═════ Provided information ═════
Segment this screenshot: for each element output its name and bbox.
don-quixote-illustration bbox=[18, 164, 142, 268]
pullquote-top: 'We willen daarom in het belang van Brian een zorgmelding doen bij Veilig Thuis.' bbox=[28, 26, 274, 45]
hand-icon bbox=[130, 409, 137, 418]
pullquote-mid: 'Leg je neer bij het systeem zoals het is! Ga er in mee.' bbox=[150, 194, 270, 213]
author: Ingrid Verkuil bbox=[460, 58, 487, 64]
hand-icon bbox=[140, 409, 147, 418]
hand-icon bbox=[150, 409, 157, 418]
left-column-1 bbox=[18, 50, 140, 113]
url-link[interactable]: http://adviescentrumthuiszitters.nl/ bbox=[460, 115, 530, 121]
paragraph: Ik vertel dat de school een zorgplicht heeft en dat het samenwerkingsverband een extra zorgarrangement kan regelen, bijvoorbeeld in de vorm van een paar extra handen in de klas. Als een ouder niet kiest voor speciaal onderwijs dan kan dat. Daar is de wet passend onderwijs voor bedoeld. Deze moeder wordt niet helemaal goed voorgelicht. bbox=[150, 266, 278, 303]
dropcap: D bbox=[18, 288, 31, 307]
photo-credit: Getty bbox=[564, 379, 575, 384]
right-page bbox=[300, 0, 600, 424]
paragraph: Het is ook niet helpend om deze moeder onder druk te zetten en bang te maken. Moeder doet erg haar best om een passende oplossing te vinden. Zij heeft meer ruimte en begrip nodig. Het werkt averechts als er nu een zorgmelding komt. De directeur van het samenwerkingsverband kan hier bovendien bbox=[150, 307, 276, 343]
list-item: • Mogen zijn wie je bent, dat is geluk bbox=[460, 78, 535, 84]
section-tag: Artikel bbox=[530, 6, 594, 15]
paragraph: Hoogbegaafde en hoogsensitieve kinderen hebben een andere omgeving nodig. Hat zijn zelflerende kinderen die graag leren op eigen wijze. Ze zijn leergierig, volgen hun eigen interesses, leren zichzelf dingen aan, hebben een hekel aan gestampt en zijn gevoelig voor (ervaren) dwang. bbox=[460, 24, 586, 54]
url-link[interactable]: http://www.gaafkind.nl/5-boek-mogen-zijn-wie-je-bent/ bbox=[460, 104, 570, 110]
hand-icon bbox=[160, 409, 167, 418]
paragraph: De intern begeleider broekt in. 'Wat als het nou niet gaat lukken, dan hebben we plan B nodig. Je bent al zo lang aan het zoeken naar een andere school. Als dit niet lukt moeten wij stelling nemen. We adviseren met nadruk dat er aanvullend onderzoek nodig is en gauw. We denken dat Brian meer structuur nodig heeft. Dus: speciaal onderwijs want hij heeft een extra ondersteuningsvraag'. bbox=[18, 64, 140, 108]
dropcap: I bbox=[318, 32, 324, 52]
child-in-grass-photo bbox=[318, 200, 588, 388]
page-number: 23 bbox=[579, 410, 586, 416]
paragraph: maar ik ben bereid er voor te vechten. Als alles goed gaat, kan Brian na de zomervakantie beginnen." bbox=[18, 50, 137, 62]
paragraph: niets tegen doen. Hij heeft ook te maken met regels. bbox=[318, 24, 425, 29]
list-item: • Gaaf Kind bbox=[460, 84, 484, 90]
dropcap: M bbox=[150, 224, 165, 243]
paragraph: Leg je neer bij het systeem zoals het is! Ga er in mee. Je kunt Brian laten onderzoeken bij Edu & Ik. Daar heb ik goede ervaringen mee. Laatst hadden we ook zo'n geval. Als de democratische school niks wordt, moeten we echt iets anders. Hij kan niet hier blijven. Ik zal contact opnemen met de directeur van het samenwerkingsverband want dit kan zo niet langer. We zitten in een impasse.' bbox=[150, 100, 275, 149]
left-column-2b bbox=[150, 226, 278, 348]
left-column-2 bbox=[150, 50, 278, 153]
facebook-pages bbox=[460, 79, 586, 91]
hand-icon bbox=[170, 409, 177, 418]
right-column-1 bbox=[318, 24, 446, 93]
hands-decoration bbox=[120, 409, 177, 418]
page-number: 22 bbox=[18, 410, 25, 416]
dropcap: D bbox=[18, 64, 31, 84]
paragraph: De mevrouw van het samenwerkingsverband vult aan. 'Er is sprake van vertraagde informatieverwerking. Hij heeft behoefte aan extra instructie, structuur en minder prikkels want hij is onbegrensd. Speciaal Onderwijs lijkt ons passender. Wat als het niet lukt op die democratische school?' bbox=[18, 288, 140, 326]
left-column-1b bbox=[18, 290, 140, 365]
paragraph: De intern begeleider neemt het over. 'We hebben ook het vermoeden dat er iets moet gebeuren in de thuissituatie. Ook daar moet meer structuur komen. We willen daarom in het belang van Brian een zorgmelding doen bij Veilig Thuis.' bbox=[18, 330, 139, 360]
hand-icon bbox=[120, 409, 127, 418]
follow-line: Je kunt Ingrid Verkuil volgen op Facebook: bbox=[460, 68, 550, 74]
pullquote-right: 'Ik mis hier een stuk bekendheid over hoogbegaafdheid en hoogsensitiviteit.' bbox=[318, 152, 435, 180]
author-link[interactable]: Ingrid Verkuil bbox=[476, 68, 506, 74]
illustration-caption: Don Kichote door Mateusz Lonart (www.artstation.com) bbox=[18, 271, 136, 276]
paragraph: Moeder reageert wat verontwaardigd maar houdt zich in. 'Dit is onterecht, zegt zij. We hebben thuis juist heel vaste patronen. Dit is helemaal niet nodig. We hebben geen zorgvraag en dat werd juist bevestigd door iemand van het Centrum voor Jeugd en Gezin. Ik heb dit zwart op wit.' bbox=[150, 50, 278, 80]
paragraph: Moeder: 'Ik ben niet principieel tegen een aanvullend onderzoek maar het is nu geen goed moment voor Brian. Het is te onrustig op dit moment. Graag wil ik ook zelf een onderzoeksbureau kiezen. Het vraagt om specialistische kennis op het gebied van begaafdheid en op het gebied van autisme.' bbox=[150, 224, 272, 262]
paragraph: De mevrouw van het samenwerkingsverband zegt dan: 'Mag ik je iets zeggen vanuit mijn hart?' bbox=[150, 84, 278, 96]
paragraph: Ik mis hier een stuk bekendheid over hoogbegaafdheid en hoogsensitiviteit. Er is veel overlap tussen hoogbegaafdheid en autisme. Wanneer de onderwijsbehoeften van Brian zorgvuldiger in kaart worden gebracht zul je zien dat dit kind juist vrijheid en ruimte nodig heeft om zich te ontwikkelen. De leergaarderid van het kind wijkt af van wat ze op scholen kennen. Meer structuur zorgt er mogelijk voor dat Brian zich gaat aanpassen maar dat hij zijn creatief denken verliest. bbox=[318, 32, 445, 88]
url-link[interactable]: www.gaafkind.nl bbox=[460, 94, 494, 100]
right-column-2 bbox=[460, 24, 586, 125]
═════
**Aim**
Rewrite these lines, switching every "hand-icon" to "pointer-icon" and leaving everything else as is.

**Response to this exercise**
Segment this screenshot: for each element output its name and bbox.
don-quixote-illustration bbox=[18, 164, 142, 268]
pullquote-top: 'We willen daarom in het belang van Brian een zorgmelding doen bij Veilig Thuis.' bbox=[28, 26, 274, 45]
pointer-icon bbox=[130, 409, 137, 418]
pullquote-mid: 'Leg je neer bij het systeem zoals het is! Ga er in mee.' bbox=[150, 194, 270, 213]
author: Ingrid Verkuil bbox=[460, 58, 487, 64]
pointer-icon bbox=[140, 409, 147, 418]
pointer-icon bbox=[150, 409, 157, 418]
left-column-1 bbox=[18, 50, 140, 113]
url-link[interactable]: http://adviescentrumthuiszitters.nl/ bbox=[460, 115, 530, 121]
paragraph: Ik vertel dat de school een zorgplicht heeft en dat het samenwerkingsverband een extra zorgarrangement kan regelen, bijvoorbeeld in de vorm van een paar extra handen in de klas. Als een ouder niet kiest voor speciaal onderwijs dan kan dat. Daar is de wet passend onderwijs voor bedoeld. Deze moeder wordt niet helemaal goed voorgelicht. bbox=[150, 266, 278, 303]
dropcap: D bbox=[18, 288, 31, 307]
photo-credit: Getty bbox=[564, 379, 575, 384]
right-page bbox=[300, 0, 600, 424]
paragraph: Het is ook niet helpend om deze moeder onder druk te zetten en bang te maken. Moeder doet erg haar best om een passende oplossing te vinden. Zij heeft meer ruimte en begrip nodig. Het werkt averechts als er nu een zorgmelding komt. De directeur van het samenwerkingsverband kan hier bovendien bbox=[150, 307, 276, 343]
list-item: • Mogen zijn wie je bent, dat is geluk bbox=[460, 78, 535, 84]
section-tag: Artikel bbox=[530, 6, 594, 15]
paragraph: Hoogbegaafde en hoogsensitieve kinderen hebben een andere omgeving nodig. Hat zijn zelflerende kinderen die graag leren op eigen wijze. Ze zijn leergierig, volgen hun eigen interesses, leren zichzelf dingen aan, hebben een hekel aan gestampt en zijn gevoelig voor (ervaren) dwang. bbox=[460, 24, 586, 54]
url-link[interactable]: http://www.gaafkind.nl/5-boek-mogen-zijn-wie-je-bent/ bbox=[460, 104, 570, 110]
pointer-icon bbox=[160, 409, 167, 418]
paragraph: De intern begeleider broekt in. 'Wat als het nou niet gaat lukken, dan hebben we plan B nodig. Je bent al zo lang aan het zoeken naar een andere school. Als dit niet lukt moeten wij stelling nemen. We adviseren met nadruk dat er aanvullend onderzoek nodig is en gauw. We denken dat Brian meer structuur nodig heeft. Dus: speciaal onderwijs want hij heeft een extra ondersteuningsvraag'. bbox=[18, 64, 140, 108]
dropcap: I bbox=[318, 32, 324, 52]
child-in-grass-photo bbox=[318, 200, 588, 388]
page-number: 23 bbox=[579, 410, 586, 416]
paragraph: maar ik ben bereid er voor te vechten. Als alles goed gaat, kan Brian na de zomervakantie beginnen." bbox=[18, 50, 137, 62]
paragraph: niets tegen doen. Hij heeft ook te maken met regels. bbox=[318, 24, 425, 29]
list-item: • Gaaf Kind bbox=[460, 84, 484, 90]
dropcap: M bbox=[150, 224, 165, 243]
paragraph: Leg je neer bij het systeem zoals het is! Ga er in mee. Je kunt Brian laten onderzoeken bij Edu & Ik. Daar heb ik goede ervaringen mee. Laatst hadden we ook zo'n geval. Als de democratische school niks wordt, moeten we echt iets anders. Hij kan niet hier blijven. Ik zal contact opnemen met de directeur van het samenwerkingsverband want dit kan zo niet langer. We zitten in een impasse.' bbox=[150, 100, 275, 149]
left-column-2b bbox=[150, 226, 278, 348]
left-column-2 bbox=[150, 50, 278, 153]
facebook-pages bbox=[460, 79, 586, 91]
pointer-icon bbox=[170, 409, 177, 418]
right-column-1 bbox=[318, 24, 446, 93]
hands-decoration bbox=[120, 409, 177, 418]
page-number: 22 bbox=[18, 410, 25, 416]
dropcap: D bbox=[18, 64, 31, 84]
paragraph: De mevrouw van het samenwerkingsverband vult aan. 'Er is sprake van vertraagde informatieverwerking. Hij heeft behoefte aan extra instructie, structuur en minder prikkels want hij is onbegrensd. Speciaal Onderwijs lijkt ons passender. Wat als het niet lukt op die democratische school?' bbox=[18, 288, 140, 326]
left-column-1b bbox=[18, 290, 140, 365]
paragraph: De intern begeleider neemt het over. 'We hebben ook het vermoeden dat er iets moet gebeuren in de thuissituatie. Ook daar moet meer structuur komen. We willen daarom in het belang van Brian een zorgmelding doen bij Veilig Thuis.' bbox=[18, 330, 139, 360]
pointer-icon bbox=[120, 409, 127, 418]
follow-line: Je kunt Ingrid Verkuil volgen op Facebook: bbox=[460, 68, 550, 74]
pullquote-right: 'Ik mis hier een stuk bekendheid over hoogbegaafdheid en hoogsensitiviteit.' bbox=[318, 152, 435, 180]
author-link[interactable]: Ingrid Verkuil bbox=[476, 68, 506, 74]
illustration-caption: Don Kichote door Mateusz Lonart (www.artstation.com) bbox=[18, 271, 136, 276]
paragraph: Moeder reageert wat verontwaardigd maar houdt zich in. 'Dit is onterecht, zegt zij. We hebben thuis juist heel vaste patronen. Dit is helemaal niet nodig. We hebben geen zorgvraag en dat werd juist bevestigd door iemand van het Centrum voor Jeugd en Gezin. Ik heb dit zwart op wit.' bbox=[150, 50, 278, 80]
paragraph: Moeder: 'Ik ben niet principieel tegen een aanvullend onderzoek maar het is nu geen goed moment voor Brian. Het is te onrustig op dit moment. Graag wil ik ook zelf een onderzoeksbureau kiezen. Het vraagt om specialistische kennis op het gebied van begaafdheid en op het gebied van autisme.' bbox=[150, 224, 272, 262]
paragraph: De mevrouw van het samenwerkingsverband zegt dan: 'Mag ik je iets zeggen vanuit mijn hart?' bbox=[150, 84, 278, 96]
paragraph: Ik mis hier een stuk bekendheid over hoogbegaafdheid en hoogsensitiviteit. Er is veel overlap tussen hoogbegaafdheid en autisme. Wanneer de onderwijsbehoeften van Brian zorgvuldiger in kaart worden gebracht zul je zien dat dit kind juist vrijheid en ruimte nodig heeft om zich te ontwikkelen. De leergaarderid van het kind wijkt af van wat ze op scholen kennen. Meer structuur zorgt er mogelijk voor dat Brian zich gaat aanpassen maar dat hij zijn creatief denken verliest. bbox=[318, 32, 445, 88]
url-link[interactable]: www.gaafkind.nl bbox=[460, 94, 494, 100]
right-column-2 bbox=[460, 24, 586, 125]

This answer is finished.